**Brief:**
Write out all entries word for word.

# Start of Records for this exercise

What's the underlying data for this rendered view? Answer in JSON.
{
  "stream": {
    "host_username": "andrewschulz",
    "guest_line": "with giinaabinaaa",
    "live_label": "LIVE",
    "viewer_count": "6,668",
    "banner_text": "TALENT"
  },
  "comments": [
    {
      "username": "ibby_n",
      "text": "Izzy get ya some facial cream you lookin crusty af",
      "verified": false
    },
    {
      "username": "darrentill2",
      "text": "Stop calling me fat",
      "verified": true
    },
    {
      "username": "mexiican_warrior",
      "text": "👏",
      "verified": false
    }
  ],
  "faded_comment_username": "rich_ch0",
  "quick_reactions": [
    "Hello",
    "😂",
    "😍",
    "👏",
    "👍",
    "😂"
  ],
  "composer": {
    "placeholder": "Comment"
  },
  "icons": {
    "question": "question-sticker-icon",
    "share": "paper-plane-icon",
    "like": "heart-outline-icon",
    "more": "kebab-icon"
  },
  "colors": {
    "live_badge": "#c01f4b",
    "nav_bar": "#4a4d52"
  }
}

# End of Records for this exercise

**Response:**
What's the underlying data for this rendered view? Answer in JSON.
{
  "stream": {
    "host_username": "andrewschulz",
    "guest_line": "with giinaabinaaa",
    "live_label": "LIVE",
    "viewer_count": "6,668",
    "banner_text": "TALENT"
  },
  "comments": [
    {
      "username": "ibby_n",
      "text": "Izzy get ya some facial cream you lookin crusty af",
      "verified": false
    },
    {
      "username": "darrentill2",
      "text": "Stop calling me fat",
      "verified": true
    },
    {
      "username": "mexiican_warrior",
      "text": "👏",
      "verified": false
    }
  ],
  "faded_comment_username": "rich_ch0",
  "quick_reactions": [
    "Hello",
    "😂",
    "😍",
    "👏",
    "👍",
    "😂"
  ],
  "composer": {
    "placeholder": "Comment"
  },
  "icons": {
    "question": "question-sticker-icon",
    "share": "paper-plane-icon",
    "like": "heart-outline-icon",
    "more": "kebab-icon"
  },
  "colors": {
    "live_badge": "#c01f4b",
    "nav_bar": "#4a4d52"
  }
}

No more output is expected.